Macri replantea su estrategia: busca unidad con Milei y el PRO para 2027 y «defender el rumbo del cambio»
Mauricio Macri, el líder del PRO, ajusta su estrategia política ante la irrupción de Javier Milei y las tensiones internas. En un giro que busca evitar una ruptura con el oficialismo y con parte de su propia base electoral, el expresidente decidió moderar las críticas al Gobierno que había expresado en sus últimas apariciones públicas. Esta reorientación apunta a consolidar una alianza de cara a 2027 y a proteger el espacio de centroderecha.
Fuentes cercanas a Macri indicaron que la preocupación por ser percibido como un hombre de la oposición, sumado a las dificultades de gestión del Gobierno y la persistente interna que paraliza áreas de la administración, llevaron a esta reflexión. “Nos pasamos algunos pueblos con las críticas. Nos venimos peleando con Milei, con Patricia (Bullrich), con todos”, admitió un dirigente macrista, evidenciando el reconocimiento de un desgaste en la relación con sus actuales aliados.

**ENTRADAS MOSTRADAS:**
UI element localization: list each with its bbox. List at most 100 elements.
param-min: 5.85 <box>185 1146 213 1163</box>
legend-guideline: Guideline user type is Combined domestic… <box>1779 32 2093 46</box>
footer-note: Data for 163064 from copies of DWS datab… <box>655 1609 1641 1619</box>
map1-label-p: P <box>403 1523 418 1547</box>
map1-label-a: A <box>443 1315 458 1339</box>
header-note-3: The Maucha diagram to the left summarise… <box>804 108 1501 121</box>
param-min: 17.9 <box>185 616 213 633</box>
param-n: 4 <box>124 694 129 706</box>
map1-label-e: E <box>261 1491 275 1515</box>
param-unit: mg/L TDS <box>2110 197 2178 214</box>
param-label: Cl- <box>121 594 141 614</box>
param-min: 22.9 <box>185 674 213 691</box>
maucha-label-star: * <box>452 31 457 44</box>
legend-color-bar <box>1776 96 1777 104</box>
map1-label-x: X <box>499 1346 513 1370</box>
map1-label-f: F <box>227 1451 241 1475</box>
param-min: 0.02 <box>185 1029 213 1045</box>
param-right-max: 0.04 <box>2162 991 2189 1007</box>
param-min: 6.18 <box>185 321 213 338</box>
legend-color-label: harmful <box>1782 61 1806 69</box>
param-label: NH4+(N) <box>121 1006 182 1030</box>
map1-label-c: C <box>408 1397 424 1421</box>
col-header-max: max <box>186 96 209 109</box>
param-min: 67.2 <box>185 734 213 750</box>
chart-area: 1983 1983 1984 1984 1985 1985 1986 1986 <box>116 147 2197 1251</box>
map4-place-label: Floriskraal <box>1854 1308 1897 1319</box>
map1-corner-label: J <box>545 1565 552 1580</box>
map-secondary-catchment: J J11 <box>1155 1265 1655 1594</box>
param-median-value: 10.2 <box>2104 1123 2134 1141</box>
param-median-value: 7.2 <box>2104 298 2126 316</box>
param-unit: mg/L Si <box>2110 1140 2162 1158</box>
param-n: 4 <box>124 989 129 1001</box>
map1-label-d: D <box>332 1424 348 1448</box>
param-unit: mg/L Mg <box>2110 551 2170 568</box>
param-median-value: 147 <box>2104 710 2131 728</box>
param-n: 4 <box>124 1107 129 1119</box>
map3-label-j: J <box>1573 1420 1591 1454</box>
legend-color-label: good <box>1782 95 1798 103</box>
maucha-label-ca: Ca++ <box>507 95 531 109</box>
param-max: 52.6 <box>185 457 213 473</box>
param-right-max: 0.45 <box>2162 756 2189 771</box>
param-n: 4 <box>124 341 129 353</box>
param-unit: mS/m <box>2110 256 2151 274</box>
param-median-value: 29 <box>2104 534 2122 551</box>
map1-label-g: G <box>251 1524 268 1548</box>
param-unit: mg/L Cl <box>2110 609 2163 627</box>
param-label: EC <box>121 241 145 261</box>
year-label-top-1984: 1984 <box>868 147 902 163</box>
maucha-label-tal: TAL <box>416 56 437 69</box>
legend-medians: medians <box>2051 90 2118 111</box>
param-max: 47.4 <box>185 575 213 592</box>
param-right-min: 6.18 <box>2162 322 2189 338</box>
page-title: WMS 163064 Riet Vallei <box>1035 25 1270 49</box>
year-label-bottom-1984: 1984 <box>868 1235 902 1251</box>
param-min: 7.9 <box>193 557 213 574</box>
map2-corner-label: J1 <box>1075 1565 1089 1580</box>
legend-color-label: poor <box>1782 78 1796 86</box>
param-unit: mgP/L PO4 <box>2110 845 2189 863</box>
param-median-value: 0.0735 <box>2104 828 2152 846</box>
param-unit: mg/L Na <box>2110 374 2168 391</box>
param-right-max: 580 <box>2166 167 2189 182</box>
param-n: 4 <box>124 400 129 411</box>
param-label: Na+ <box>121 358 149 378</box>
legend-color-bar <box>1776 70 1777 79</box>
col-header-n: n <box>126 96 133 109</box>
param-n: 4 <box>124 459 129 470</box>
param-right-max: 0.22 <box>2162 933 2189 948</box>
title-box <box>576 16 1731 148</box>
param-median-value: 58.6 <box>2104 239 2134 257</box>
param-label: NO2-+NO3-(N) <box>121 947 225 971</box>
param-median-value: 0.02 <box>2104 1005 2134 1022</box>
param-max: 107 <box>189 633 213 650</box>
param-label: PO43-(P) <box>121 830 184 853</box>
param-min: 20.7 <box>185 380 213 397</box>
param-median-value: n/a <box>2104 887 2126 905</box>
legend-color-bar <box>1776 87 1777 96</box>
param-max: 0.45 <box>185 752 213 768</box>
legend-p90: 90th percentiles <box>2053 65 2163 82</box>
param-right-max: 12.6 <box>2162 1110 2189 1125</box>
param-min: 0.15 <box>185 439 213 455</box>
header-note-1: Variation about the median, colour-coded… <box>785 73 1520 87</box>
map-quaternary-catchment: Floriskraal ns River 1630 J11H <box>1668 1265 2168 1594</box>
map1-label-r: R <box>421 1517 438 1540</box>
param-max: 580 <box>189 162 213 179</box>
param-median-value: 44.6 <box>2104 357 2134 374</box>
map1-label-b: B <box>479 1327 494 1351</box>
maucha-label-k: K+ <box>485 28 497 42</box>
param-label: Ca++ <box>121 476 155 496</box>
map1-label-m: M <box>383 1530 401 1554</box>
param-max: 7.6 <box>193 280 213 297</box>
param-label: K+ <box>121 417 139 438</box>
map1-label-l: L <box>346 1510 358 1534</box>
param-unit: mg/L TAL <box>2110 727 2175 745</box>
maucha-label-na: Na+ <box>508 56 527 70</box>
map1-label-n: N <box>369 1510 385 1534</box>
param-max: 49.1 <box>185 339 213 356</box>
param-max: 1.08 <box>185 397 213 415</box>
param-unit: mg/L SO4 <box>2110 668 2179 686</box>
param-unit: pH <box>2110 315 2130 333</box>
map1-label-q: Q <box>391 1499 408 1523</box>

**TAREA A REALIZAR:**
Según el texto sobre la estrategia de Macri, ¿por qué decidió el expresidente moderar sus críticas al Gobierno? Responde en una a tres oraciones.

**SOLUCIÓN:**
Según fuentes cercanas a Macri, influyeron tres cosas: la preocupación por ser percibido como un hombre de la oposición, las dificultades de gestión del Gobierno y la persistente interna que paraliza áreas de la administración. Con ese giro busca evitar una ruptura con el oficialismo y con parte de su propia base electoral, consolidar una alianza de cara a 2027 y proteger el espacio de centroderecha.